# start of DATA EXCERPTS

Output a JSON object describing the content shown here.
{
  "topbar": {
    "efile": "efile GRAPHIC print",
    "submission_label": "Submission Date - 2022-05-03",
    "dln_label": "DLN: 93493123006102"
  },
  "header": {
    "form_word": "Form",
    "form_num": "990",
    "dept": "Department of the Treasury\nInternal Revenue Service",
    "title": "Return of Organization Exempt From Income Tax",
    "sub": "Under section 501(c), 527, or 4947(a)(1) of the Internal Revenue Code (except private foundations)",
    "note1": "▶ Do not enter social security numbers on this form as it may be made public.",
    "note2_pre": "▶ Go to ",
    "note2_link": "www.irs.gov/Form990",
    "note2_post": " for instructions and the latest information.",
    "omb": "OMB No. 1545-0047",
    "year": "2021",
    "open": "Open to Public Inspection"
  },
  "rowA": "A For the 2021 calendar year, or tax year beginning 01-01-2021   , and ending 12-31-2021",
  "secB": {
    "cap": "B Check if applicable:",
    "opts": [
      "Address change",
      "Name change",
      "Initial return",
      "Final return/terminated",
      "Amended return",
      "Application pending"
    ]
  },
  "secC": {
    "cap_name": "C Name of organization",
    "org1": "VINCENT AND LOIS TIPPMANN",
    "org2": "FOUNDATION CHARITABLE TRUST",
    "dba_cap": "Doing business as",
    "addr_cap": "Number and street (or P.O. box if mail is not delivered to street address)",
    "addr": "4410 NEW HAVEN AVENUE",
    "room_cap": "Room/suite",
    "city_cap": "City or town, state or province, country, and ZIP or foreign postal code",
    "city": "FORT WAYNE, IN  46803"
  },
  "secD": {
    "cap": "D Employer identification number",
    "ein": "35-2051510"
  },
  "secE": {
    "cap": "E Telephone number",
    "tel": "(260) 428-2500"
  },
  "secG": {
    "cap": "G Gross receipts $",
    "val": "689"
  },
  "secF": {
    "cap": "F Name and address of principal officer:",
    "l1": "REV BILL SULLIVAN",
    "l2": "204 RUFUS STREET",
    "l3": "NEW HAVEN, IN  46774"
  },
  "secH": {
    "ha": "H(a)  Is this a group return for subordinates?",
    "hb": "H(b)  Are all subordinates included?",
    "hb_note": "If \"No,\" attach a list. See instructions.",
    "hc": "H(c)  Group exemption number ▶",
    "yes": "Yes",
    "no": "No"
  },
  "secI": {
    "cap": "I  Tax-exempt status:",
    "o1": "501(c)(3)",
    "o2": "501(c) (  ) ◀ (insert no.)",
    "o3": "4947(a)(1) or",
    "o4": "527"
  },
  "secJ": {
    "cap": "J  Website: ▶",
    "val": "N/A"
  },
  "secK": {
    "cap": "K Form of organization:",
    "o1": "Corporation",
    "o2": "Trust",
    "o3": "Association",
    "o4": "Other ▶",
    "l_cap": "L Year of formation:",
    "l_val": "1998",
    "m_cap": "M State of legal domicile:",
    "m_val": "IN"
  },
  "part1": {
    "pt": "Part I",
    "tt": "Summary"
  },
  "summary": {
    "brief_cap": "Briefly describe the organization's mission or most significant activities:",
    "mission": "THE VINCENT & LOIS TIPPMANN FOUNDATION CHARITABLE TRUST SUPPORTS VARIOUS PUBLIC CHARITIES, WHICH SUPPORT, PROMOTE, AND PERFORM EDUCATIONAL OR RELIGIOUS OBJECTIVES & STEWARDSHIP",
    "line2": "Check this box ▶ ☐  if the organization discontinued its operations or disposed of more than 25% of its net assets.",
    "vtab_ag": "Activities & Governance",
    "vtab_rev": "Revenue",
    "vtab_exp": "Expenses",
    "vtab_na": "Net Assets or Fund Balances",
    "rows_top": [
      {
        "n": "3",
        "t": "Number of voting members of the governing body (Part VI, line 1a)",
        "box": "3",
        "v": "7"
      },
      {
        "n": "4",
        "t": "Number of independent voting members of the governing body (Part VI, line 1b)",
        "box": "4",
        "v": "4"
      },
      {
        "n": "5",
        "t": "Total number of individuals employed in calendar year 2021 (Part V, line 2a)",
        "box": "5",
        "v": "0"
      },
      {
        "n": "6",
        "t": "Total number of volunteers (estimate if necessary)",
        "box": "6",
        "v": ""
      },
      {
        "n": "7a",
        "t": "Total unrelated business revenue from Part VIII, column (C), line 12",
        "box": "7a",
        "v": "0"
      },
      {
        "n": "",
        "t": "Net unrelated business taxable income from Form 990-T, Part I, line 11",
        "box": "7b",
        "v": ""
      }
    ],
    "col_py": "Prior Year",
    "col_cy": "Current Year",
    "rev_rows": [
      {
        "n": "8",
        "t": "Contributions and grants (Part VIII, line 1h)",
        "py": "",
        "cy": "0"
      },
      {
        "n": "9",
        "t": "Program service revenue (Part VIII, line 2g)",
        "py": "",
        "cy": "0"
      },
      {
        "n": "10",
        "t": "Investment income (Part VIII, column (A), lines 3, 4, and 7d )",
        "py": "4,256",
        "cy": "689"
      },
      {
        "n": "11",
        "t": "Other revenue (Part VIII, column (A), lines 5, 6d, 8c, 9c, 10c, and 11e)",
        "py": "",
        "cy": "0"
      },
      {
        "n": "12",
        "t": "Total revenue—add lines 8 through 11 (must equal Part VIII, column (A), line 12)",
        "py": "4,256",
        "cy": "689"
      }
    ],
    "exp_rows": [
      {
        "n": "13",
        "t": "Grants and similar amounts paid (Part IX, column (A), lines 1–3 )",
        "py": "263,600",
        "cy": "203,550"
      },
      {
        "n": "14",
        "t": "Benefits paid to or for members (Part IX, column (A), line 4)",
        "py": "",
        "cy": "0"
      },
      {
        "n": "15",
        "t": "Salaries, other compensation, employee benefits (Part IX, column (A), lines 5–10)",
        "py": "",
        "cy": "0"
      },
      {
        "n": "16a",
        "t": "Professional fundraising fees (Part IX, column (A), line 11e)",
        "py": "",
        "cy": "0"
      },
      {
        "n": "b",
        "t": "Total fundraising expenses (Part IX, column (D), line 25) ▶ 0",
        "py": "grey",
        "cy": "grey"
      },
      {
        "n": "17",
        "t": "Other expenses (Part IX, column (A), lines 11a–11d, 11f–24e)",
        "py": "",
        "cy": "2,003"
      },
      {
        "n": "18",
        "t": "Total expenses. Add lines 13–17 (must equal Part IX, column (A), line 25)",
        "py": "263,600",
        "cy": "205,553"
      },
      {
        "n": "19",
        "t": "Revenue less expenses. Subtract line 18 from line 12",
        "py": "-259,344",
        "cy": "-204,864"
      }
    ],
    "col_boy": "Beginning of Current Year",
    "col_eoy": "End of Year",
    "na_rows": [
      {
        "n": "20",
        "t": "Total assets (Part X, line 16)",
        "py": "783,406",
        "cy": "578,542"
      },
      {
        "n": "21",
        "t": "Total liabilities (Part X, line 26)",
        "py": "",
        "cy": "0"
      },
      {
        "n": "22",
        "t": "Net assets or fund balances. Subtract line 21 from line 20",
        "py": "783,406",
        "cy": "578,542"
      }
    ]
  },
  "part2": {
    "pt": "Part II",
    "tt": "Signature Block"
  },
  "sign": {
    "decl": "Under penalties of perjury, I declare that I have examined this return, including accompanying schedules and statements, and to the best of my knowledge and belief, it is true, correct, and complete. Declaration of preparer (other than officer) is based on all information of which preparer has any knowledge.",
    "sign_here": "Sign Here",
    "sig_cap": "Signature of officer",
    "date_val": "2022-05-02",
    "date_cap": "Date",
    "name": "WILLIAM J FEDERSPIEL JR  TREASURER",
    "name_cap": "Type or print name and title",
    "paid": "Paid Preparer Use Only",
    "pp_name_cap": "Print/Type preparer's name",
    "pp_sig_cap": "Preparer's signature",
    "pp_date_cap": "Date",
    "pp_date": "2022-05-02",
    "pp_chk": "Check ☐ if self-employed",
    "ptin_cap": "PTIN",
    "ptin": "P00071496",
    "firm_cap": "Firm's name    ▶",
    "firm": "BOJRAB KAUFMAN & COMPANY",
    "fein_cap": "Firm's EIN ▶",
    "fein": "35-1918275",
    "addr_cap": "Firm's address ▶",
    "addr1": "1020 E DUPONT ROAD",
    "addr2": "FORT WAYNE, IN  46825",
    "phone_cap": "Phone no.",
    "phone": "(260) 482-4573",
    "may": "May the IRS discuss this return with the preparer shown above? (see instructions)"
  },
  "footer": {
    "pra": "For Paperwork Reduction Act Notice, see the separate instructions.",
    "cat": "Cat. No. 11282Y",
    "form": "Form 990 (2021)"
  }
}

# end of DATA EXCERPTS

Show every line of the listing in which the string "calendar" can be found.

  "rowA": "A For the 2021 calendar year, or tax year beginning 01-01-2021   , and ending 12-31-2021",
        "t": "Total number of individuals employed in calendar year 2021 (Part V, line 2a)",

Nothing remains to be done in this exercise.